◆ Task instructions
List each line of the data that holds the string "text".

◆ Records that describe figures
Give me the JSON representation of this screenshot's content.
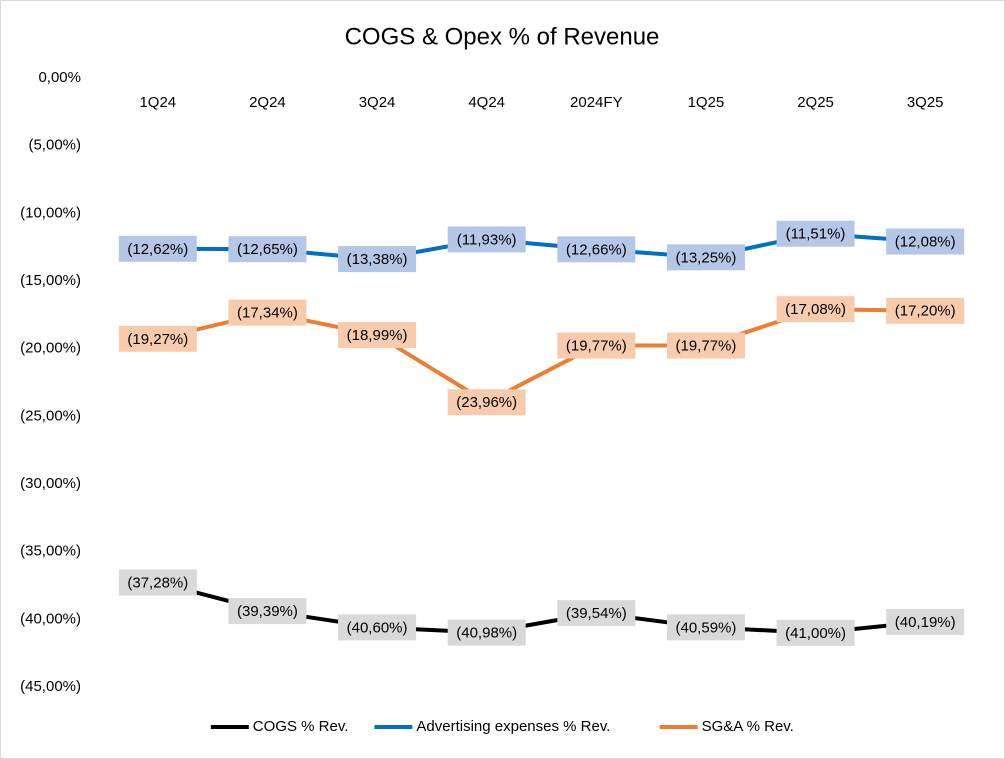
{
  "chart_data": {
    "type": "line",
    "title": "COGS & Opex % of Revenue",
    "categories": [
      "1Q24",
      "2Q24",
      "3Q24",
      "4Q24",
      "2024FY",
      "1Q25",
      "2Q25",
      "3Q25"
    ],
    "series": [
      {
        "name": "COGS % Rev.",
        "color": "#000000",
        "label_color": "#d9d9d9",
        "values": [
          -37.28,
          -39.39,
          -40.6,
          -40.98,
          -39.54,
          -40.59,
          -41.0,
          -40.19
        ],
        "value_labels": [
          "(37,28%)",
          "(39,39%)",
          "(40,60%)",
          "(40,98%)",
          "(39,54%)",
          "(40,59%)",
          "(41,00%)",
          "(40,19%)"
        ]
      },
      {
        "name": "Advertising expenses % Rev.",
        "color": "#0070c0",
        "label_color": "#b4c7e7",
        "values": [
          -12.62,
          -12.65,
          -13.38,
          -11.93,
          -12.66,
          -13.25,
          -11.51,
          -12.08
        ],
        "value_labels": [
          "(12,62%)",
          "(12,65%)",
          "(13,38%)",
          "(11,93%)",
          "(12,66%)",
          "(13,25%)",
          "(11,51%)",
          "(12,08%)"
        ]
      },
      {
        "name": "SG&A % Rev.",
        "color": "#ed7d31",
        "label_color": "#f8cbad",
        "values": [
          -19.27,
          -17.34,
          -18.99,
          -23.96,
          -19.77,
          -19.77,
          -17.08,
          -17.2
        ],
        "value_labels": [
          "(19,27%)",
          "(17,34%)",
          "(18,99%)",
          "(23,96%)",
          "(19,77%)",
          "(19,77%)",
          "(17,08%)",
          "(17,20%)"
        ]
      }
    ],
    "ylim": [
      -45,
      0
    ],
    "yticks": [
      {
        "value": 0,
        "label": "0,00%"
      },
      {
        "value": -5,
        "label": "(5,00%)"
      },
      {
        "value": -10,
        "label": "(10,00%)"
      },
      {
        "value": -15,
        "label": "(15,00%)"
      },
      {
        "value": -20,
        "label": "(20,00%)"
      },
      {
        "value": -25,
        "label": "(25,00%)"
      },
      {
        "value": -30,
        "label": "(30,00%)"
      },
      {
        "value": -35,
        "label": "(35,00%)"
      },
      {
        "value": -40,
        "label": "(40,00%)"
      },
      {
        "value": -45,
        "label": "(45,00%)"
      }
    ],
    "grid": false,
    "legend": "bottom"
  }
}
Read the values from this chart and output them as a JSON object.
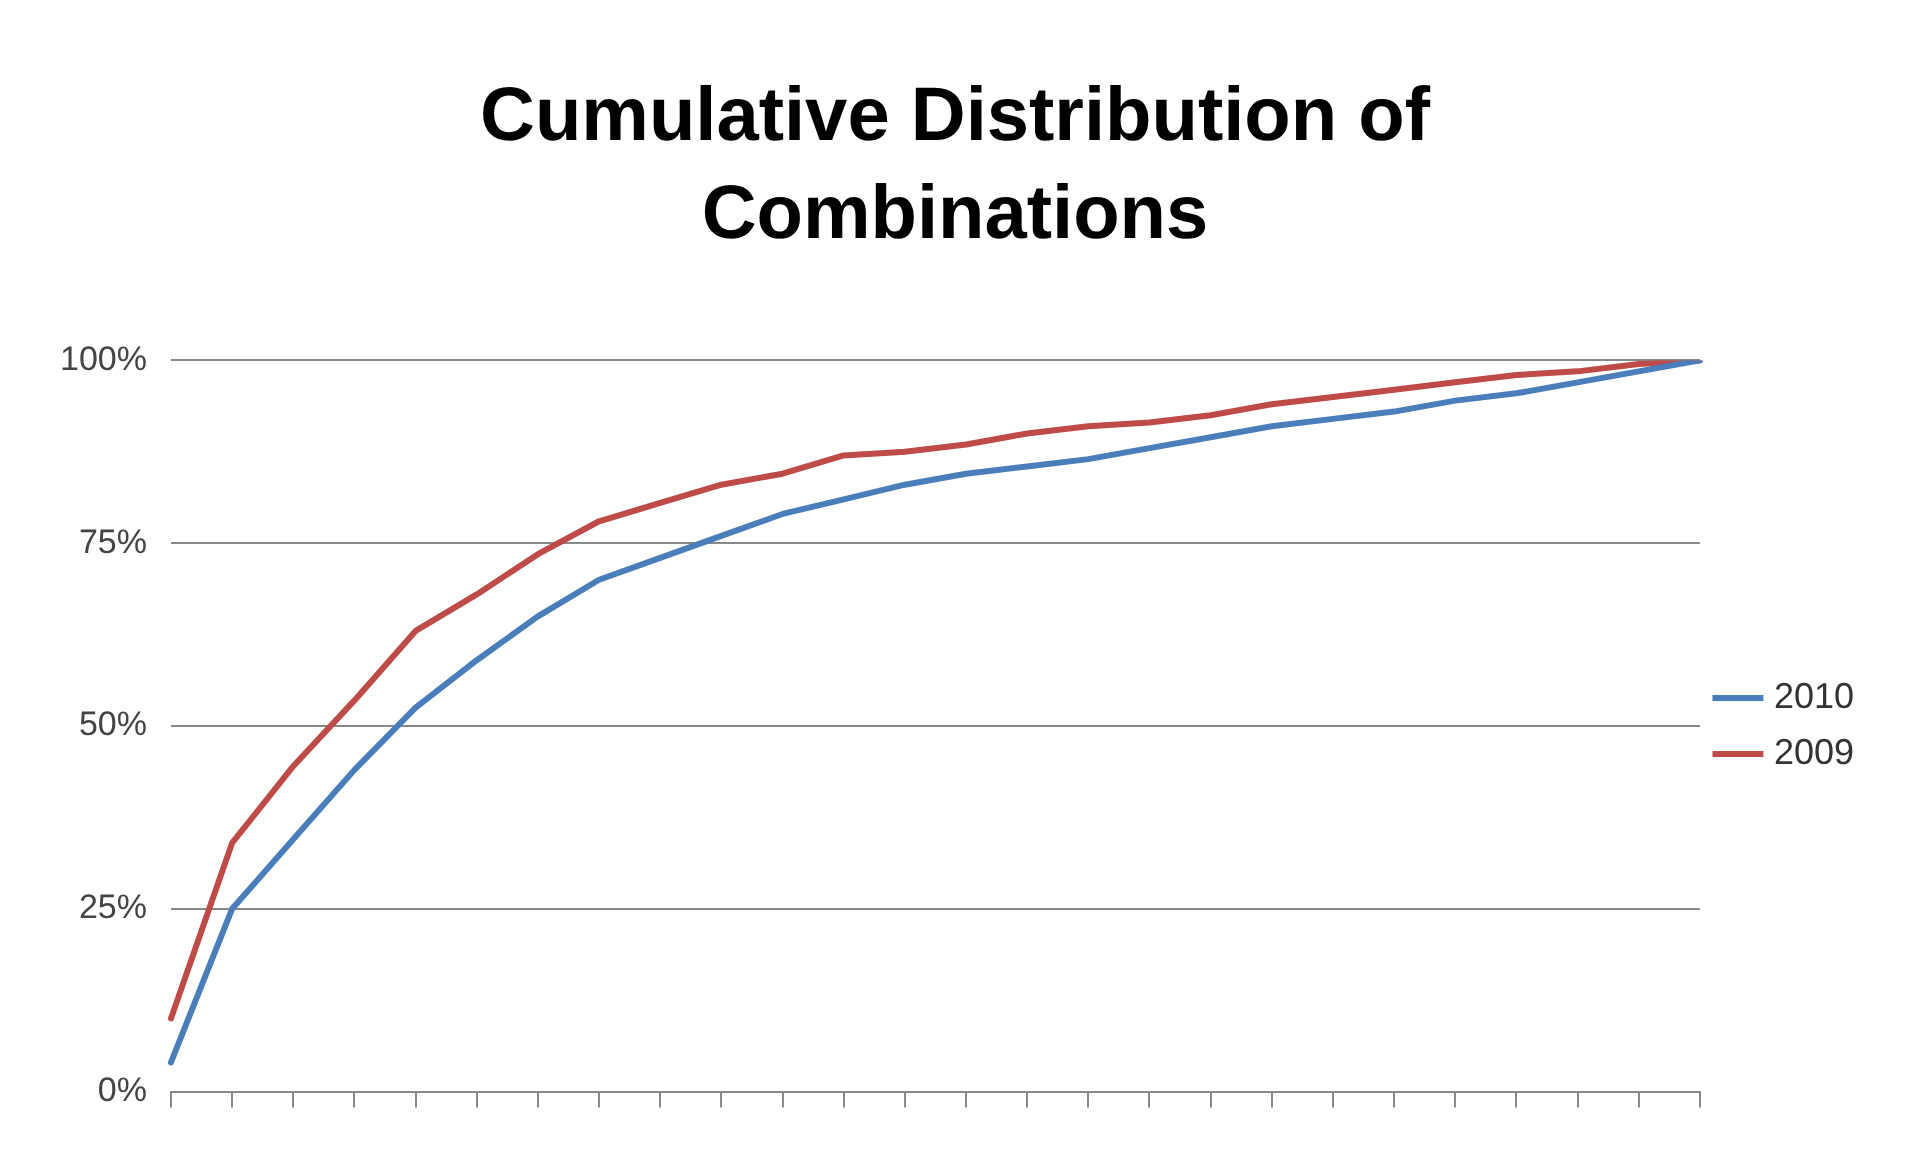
{
  "chart_data": {
    "type": "line",
    "title": "Cumulative Distribution of Combinations",
    "categories": [
      null,
      null,
      null,
      null,
      null,
      null,
      null,
      null,
      null,
      null,
      null,
      null,
      null,
      null,
      null,
      null,
      null,
      null,
      null,
      null,
      null,
      null,
      null,
      null,
      null,
      null
    ],
    "series": [
      {
        "name": "2010",
        "color": "#4a7ebb",
        "values": [
          4,
          25,
          34.5,
          44,
          52.5,
          59,
          65,
          70,
          73,
          76,
          79,
          81,
          83,
          84.5,
          85.5,
          86.5,
          88,
          89.5,
          91,
          92,
          93,
          94.5,
          95.5,
          97,
          98.5,
          100
        ]
      },
      {
        "name": "2009",
        "color": "#be4b48",
        "values": [
          10,
          34,
          44.5,
          53.5,
          63,
          68,
          73.5,
          78,
          80.5,
          83,
          84.5,
          87,
          87.5,
          88.5,
          90,
          91,
          91.5,
          92.5,
          94,
          95,
          96,
          97,
          98,
          98.5,
          99.5,
          100
        ]
      }
    ],
    "ylim": [
      0,
      100
    ],
    "yticks": [
      {
        "value": 0,
        "label": "0%"
      },
      {
        "value": 25,
        "label": "25%"
      },
      {
        "value": 50,
        "label": "50%"
      },
      {
        "value": 75,
        "label": "75%"
      },
      {
        "value": 100,
        "label": "100%"
      }
    ],
    "grid": "y",
    "legend": "right",
    "tick_labels": "y",
    "marker": "none",
    "line_style": "solid"
  }
}
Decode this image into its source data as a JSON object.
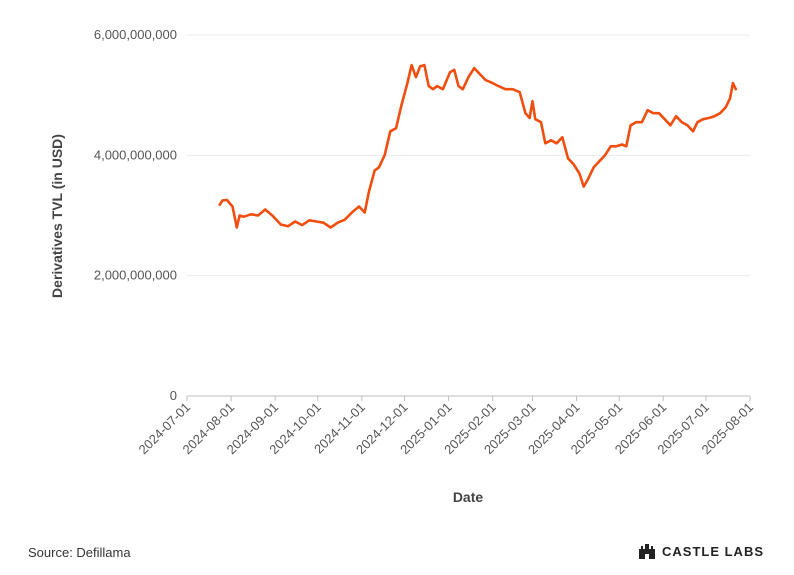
{
  "chart_data": {
    "type": "line",
    "xlabel": "Date",
    "ylabel": "Derivatives TVL (in USD)",
    "ylim": [
      0,
      6000000000
    ],
    "yticks": [
      0,
      2000000000,
      4000000000,
      6000000000
    ],
    "ytick_labels": [
      "0",
      "2,000,000,000",
      "4,000,000,000",
      "6,000,000,000"
    ],
    "xlim": [
      "2024-07-01",
      "2025-08-01"
    ],
    "xtick_labels": [
      "2024-07-01",
      "2024-08-01",
      "2024-09-01",
      "2024-10-01",
      "2024-11-01",
      "2024-12-01",
      "2025-01-01",
      "2025-02-01",
      "2025-03-01",
      "2025-04-01",
      "2025-05-01",
      "2025-06-01",
      "2025-07-01",
      "2025-08-01"
    ],
    "grid": "horizontal",
    "series_color": "#f04e0f",
    "series": [
      {
        "points": [
          [
            "2024-07-24",
            3180000000
          ],
          [
            "2024-07-26",
            3250000000
          ],
          [
            "2024-07-29",
            3260000000
          ],
          [
            "2024-08-02",
            3150000000
          ],
          [
            "2024-08-05",
            2800000000
          ],
          [
            "2024-08-07",
            3000000000
          ],
          [
            "2024-08-10",
            2980000000
          ],
          [
            "2024-08-15",
            3020000000
          ],
          [
            "2024-08-20",
            3000000000
          ],
          [
            "2024-08-25",
            3100000000
          ],
          [
            "2024-08-30",
            3000000000
          ],
          [
            "2024-09-05",
            2850000000
          ],
          [
            "2024-09-10",
            2820000000
          ],
          [
            "2024-09-15",
            2900000000
          ],
          [
            "2024-09-20",
            2840000000
          ],
          [
            "2024-09-25",
            2920000000
          ],
          [
            "2024-09-30",
            2900000000
          ],
          [
            "2024-10-05",
            2880000000
          ],
          [
            "2024-10-10",
            2800000000
          ],
          [
            "2024-10-15",
            2880000000
          ],
          [
            "2024-10-20",
            2930000000
          ],
          [
            "2024-10-25",
            3050000000
          ],
          [
            "2024-10-30",
            3150000000
          ],
          [
            "2024-11-03",
            3050000000
          ],
          [
            "2024-11-06",
            3400000000
          ],
          [
            "2024-11-10",
            3750000000
          ],
          [
            "2024-11-13",
            3800000000
          ],
          [
            "2024-11-17",
            4000000000
          ],
          [
            "2024-11-21",
            4400000000
          ],
          [
            "2024-11-25",
            4450000000
          ],
          [
            "2024-11-29",
            4850000000
          ],
          [
            "2024-12-03",
            5200000000
          ],
          [
            "2024-12-06",
            5500000000
          ],
          [
            "2024-12-09",
            5300000000
          ],
          [
            "2024-12-12",
            5480000000
          ],
          [
            "2024-12-15",
            5500000000
          ],
          [
            "2024-12-18",
            5150000000
          ],
          [
            "2024-12-21",
            5100000000
          ],
          [
            "2024-12-24",
            5150000000
          ],
          [
            "2024-12-28",
            5100000000
          ],
          [
            "2025-01-02",
            5380000000
          ],
          [
            "2025-01-05",
            5420000000
          ],
          [
            "2025-01-08",
            5150000000
          ],
          [
            "2025-01-11",
            5100000000
          ],
          [
            "2025-01-15",
            5300000000
          ],
          [
            "2025-01-19",
            5450000000
          ],
          [
            "2025-01-23",
            5350000000
          ],
          [
            "2025-01-27",
            5250000000
          ],
          [
            "2025-02-01",
            5200000000
          ],
          [
            "2025-02-05",
            5150000000
          ],
          [
            "2025-02-10",
            5100000000
          ],
          [
            "2025-02-15",
            5100000000
          ],
          [
            "2025-02-20",
            5050000000
          ],
          [
            "2025-02-24",
            4700000000
          ],
          [
            "2025-02-27",
            4620000000
          ],
          [
            "2025-03-01",
            4900000000
          ],
          [
            "2025-03-03",
            4600000000
          ],
          [
            "2025-03-07",
            4550000000
          ],
          [
            "2025-03-10",
            4200000000
          ],
          [
            "2025-03-14",
            4250000000
          ],
          [
            "2025-03-18",
            4200000000
          ],
          [
            "2025-03-22",
            4300000000
          ],
          [
            "2025-03-26",
            3950000000
          ],
          [
            "2025-03-30",
            3850000000
          ],
          [
            "2025-04-03",
            3700000000
          ],
          [
            "2025-04-06",
            3480000000
          ],
          [
            "2025-04-09",
            3600000000
          ],
          [
            "2025-04-13",
            3800000000
          ],
          [
            "2025-04-17",
            3900000000
          ],
          [
            "2025-04-21",
            4000000000
          ],
          [
            "2025-04-25",
            4150000000
          ],
          [
            "2025-04-29",
            4150000000
          ],
          [
            "2025-05-03",
            4180000000
          ],
          [
            "2025-05-06",
            4150000000
          ],
          [
            "2025-05-09",
            4500000000
          ],
          [
            "2025-05-13",
            4550000000
          ],
          [
            "2025-05-17",
            4550000000
          ],
          [
            "2025-05-21",
            4750000000
          ],
          [
            "2025-05-25",
            4700000000
          ],
          [
            "2025-05-29",
            4700000000
          ],
          [
            "2025-06-02",
            4600000000
          ],
          [
            "2025-06-06",
            4500000000
          ],
          [
            "2025-06-10",
            4650000000
          ],
          [
            "2025-06-14",
            4550000000
          ],
          [
            "2025-06-18",
            4500000000
          ],
          [
            "2025-06-22",
            4400000000
          ],
          [
            "2025-06-25",
            4550000000
          ],
          [
            "2025-06-29",
            4600000000
          ],
          [
            "2025-07-03",
            4620000000
          ],
          [
            "2025-07-07",
            4650000000
          ],
          [
            "2025-07-11",
            4700000000
          ],
          [
            "2025-07-15",
            4800000000
          ],
          [
            "2025-07-18",
            4950000000
          ],
          [
            "2025-07-20",
            5200000000
          ],
          [
            "2025-07-22",
            5100000000
          ]
        ]
      }
    ]
  },
  "footer": {
    "source": "Source: Defillama",
    "brand": "CASTLE LABS"
  }
}
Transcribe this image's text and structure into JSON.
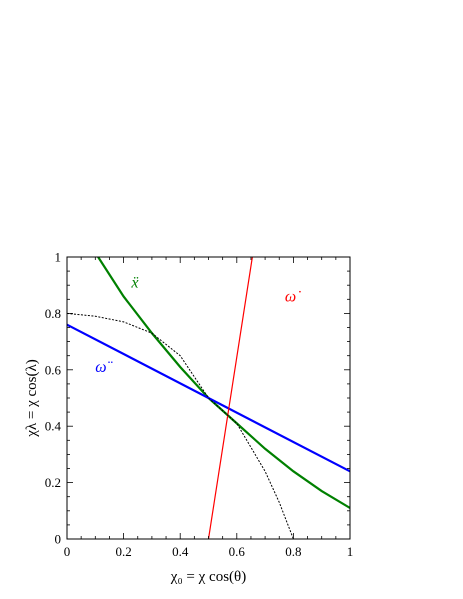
{
  "chart_data": {
    "type": "line",
    "xlabel": "χ₀ = χ cos(θ)",
    "ylabel": "χλ = χ cos(λ)",
    "xlim": [
      0,
      1
    ],
    "ylim": [
      0,
      1
    ],
    "x_ticks": [
      "0",
      "0.2",
      "0.4",
      "0.6",
      "0.8",
      "1"
    ],
    "y_ticks": [
      "0",
      "0.2",
      "0.4",
      "0.6",
      "0.8",
      "1"
    ],
    "grid": false,
    "series": [
      {
        "name": "ẍ",
        "color": "#008000",
        "x": [
          0.11,
          0.2,
          0.3,
          0.4,
          0.5,
          0.6,
          0.7,
          0.8,
          0.9,
          1.0
        ],
        "y": [
          1.0,
          0.86,
          0.73,
          0.61,
          0.5,
          0.41,
          0.32,
          0.24,
          0.17,
          0.11
        ]
      },
      {
        "name": "ω̈",
        "color": "#0000ff",
        "x": [
          0,
          1
        ],
        "y": [
          0.76,
          0.24
        ]
      },
      {
        "name": "ω̇",
        "color": "#ff0000",
        "x": [
          0.5,
          0.655
        ],
        "y": [
          0,
          1.0
        ]
      },
      {
        "name": "",
        "color": "#000000",
        "dashed": true,
        "x": [
          0,
          0.1,
          0.2,
          0.3,
          0.4,
          0.5,
          0.6,
          0.7,
          0.75,
          0.8
        ],
        "y": [
          0.8,
          0.79,
          0.77,
          0.73,
          0.65,
          0.5,
          0.41,
          0.24,
          0.13,
          0.0
        ]
      }
    ],
    "labels": [
      {
        "text": "ẍ",
        "x": 0.24,
        "y": 0.91,
        "color": "#008000"
      },
      {
        "text": "ω̈",
        "x": 0.12,
        "y": 0.61,
        "color": "#0000ff"
      },
      {
        "text": "ω̇",
        "x": 0.79,
        "y": 0.86,
        "color": "#ff0000"
      }
    ]
  }
}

◆ Result for this task
Transcribe this image's text and structure into JSON.
        "text": "ẍ",
        "text": "ω̈",
        "text": "ω̇",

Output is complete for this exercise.